MATERIAL:
────────────────────────────────────────
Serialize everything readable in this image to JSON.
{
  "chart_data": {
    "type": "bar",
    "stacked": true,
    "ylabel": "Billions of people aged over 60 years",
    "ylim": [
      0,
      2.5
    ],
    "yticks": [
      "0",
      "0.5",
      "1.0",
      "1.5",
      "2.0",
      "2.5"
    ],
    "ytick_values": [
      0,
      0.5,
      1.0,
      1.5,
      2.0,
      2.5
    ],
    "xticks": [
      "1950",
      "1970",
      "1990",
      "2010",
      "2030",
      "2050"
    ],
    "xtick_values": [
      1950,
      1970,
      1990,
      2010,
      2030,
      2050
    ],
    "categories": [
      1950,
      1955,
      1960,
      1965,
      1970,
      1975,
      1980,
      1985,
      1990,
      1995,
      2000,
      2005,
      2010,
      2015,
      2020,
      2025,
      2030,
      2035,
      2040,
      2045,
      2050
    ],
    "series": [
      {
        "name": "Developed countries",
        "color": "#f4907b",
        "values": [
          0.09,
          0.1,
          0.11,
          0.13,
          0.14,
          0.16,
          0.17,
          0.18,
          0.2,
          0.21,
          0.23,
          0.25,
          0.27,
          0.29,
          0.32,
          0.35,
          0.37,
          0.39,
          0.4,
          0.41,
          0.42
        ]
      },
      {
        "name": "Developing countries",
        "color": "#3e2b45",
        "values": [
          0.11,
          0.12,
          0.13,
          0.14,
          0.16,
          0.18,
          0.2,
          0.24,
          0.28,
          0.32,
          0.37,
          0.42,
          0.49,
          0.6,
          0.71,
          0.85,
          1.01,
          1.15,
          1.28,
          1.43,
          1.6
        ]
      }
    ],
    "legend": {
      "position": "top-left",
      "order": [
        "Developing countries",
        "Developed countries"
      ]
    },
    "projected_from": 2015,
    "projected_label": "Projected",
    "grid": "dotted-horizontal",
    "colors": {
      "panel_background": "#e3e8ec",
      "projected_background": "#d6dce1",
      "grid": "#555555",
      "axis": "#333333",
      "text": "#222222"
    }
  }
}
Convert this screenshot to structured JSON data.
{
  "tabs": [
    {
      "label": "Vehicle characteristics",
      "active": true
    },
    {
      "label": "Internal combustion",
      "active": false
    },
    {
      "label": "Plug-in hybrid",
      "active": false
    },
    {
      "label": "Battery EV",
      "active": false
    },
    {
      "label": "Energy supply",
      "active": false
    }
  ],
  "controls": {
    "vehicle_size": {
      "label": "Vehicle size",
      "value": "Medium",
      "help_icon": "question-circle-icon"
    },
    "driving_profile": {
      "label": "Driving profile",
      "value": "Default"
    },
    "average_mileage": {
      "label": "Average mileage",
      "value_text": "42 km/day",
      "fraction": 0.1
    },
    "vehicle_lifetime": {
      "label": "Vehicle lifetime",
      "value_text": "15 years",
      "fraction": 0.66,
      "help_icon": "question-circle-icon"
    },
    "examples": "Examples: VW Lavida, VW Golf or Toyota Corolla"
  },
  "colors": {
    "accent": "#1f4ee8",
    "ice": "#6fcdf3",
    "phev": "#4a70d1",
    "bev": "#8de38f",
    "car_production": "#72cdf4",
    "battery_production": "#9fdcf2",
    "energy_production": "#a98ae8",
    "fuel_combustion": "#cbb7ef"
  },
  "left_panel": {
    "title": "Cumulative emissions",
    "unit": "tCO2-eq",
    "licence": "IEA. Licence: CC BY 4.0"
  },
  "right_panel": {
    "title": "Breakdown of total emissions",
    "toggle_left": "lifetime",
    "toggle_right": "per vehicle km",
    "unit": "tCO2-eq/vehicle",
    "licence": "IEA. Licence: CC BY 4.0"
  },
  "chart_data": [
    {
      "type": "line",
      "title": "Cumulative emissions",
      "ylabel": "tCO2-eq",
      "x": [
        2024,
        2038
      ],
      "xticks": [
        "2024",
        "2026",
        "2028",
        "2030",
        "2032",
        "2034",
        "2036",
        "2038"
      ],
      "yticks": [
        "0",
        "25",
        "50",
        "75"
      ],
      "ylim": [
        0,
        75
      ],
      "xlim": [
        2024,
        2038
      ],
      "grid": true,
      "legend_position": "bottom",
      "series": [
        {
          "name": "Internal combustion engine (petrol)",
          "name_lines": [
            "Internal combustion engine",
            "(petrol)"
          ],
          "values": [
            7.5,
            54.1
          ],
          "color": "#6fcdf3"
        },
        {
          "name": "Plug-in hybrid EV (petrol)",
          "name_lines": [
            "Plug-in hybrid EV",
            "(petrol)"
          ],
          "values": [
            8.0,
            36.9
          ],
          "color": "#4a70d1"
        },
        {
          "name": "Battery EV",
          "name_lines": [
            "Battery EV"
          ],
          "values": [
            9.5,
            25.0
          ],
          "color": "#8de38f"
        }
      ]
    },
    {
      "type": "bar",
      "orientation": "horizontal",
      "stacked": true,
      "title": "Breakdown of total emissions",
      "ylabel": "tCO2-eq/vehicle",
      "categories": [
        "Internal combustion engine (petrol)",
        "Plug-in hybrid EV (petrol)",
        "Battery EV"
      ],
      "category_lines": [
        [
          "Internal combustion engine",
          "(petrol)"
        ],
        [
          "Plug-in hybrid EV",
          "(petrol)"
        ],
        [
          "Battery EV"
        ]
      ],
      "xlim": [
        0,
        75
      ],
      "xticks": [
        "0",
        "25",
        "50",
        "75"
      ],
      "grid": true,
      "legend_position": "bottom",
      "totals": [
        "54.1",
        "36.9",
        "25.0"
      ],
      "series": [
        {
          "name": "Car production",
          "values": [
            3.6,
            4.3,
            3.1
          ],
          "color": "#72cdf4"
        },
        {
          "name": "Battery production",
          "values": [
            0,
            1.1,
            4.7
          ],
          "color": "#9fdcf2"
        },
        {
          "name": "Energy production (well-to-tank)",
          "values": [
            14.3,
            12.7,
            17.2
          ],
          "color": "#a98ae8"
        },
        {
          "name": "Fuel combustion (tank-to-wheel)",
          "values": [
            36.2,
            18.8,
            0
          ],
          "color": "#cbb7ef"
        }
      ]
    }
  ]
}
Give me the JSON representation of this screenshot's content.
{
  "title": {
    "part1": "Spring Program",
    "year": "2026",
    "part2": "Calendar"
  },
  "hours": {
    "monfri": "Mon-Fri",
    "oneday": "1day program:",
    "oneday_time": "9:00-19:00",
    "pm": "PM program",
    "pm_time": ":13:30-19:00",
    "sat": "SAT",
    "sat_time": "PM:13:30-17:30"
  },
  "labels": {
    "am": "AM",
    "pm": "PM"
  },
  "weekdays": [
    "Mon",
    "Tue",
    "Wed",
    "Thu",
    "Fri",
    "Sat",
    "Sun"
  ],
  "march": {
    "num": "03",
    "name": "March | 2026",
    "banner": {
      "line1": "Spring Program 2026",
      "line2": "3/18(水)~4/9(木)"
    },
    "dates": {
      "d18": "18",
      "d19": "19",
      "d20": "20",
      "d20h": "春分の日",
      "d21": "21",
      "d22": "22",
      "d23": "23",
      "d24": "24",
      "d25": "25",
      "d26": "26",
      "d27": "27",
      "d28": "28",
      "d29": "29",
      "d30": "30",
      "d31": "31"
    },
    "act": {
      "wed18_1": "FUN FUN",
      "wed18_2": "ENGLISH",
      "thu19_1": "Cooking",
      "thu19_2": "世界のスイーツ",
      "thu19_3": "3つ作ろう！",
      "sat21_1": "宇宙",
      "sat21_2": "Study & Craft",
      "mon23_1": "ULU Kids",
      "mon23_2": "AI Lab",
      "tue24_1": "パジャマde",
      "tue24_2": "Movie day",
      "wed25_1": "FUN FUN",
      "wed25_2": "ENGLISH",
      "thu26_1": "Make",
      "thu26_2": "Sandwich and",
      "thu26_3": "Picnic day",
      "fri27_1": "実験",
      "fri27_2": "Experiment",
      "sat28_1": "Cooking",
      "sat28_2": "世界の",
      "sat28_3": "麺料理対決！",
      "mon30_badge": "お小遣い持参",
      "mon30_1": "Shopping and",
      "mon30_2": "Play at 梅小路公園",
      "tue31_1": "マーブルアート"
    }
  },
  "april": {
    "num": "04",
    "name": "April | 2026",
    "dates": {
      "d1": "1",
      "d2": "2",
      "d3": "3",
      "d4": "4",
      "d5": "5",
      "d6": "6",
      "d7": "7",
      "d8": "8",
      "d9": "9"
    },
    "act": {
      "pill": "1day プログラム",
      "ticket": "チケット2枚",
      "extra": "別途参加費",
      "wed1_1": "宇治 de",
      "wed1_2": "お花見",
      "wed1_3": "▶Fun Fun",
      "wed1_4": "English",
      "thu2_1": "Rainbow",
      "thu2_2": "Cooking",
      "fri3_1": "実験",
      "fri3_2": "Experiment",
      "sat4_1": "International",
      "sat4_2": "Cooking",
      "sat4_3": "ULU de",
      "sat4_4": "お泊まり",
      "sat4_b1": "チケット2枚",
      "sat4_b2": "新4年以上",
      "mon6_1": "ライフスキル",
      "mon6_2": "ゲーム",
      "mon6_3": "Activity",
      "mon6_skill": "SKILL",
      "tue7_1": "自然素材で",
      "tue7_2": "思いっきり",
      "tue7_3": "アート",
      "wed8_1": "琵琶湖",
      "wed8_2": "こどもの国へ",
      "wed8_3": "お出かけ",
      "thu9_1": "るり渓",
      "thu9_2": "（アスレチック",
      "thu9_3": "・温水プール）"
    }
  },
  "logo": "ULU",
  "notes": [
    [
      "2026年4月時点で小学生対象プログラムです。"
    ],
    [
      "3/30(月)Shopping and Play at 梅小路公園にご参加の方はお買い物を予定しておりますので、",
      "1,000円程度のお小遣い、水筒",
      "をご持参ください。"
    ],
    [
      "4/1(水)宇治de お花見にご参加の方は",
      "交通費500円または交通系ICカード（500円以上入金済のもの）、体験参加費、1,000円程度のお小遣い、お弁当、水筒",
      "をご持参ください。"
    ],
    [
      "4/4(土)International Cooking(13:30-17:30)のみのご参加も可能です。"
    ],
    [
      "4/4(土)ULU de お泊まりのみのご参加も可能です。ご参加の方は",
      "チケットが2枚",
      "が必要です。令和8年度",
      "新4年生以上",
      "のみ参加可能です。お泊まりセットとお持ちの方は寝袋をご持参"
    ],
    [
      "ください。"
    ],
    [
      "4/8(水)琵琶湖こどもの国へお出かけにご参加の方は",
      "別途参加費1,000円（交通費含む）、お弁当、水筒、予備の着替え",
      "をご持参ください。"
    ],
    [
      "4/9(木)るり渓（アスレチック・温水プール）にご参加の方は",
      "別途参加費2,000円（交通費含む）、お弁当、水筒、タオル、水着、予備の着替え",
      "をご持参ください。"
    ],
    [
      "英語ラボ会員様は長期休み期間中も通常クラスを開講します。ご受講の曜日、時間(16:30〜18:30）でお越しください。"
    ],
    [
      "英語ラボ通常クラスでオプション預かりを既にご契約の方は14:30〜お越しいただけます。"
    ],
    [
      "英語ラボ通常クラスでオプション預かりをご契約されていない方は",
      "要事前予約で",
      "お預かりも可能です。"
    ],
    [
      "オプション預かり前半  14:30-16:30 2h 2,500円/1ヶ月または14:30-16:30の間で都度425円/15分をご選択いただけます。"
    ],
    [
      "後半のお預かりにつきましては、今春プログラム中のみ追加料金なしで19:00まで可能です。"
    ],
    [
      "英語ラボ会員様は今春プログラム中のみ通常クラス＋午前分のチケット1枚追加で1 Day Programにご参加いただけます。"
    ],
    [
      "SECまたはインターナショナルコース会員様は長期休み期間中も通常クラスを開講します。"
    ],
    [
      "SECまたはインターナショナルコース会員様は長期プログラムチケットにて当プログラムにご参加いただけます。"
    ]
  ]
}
────────────────────────────────────────
WHAT TO DO: From the records, copy every line that has the string "petrol" in it.

TASK OUTPUT:
          "name": "Internal combustion engine (petrol)",
            "(petrol)"
          "name": "Plug-in hybrid EV (petrol)",
            "(petrol)"
        "Internal combustion engine (petrol)",
        "Plug-in hybrid EV (petrol)",
          "(petrol)"
          "(petrol)"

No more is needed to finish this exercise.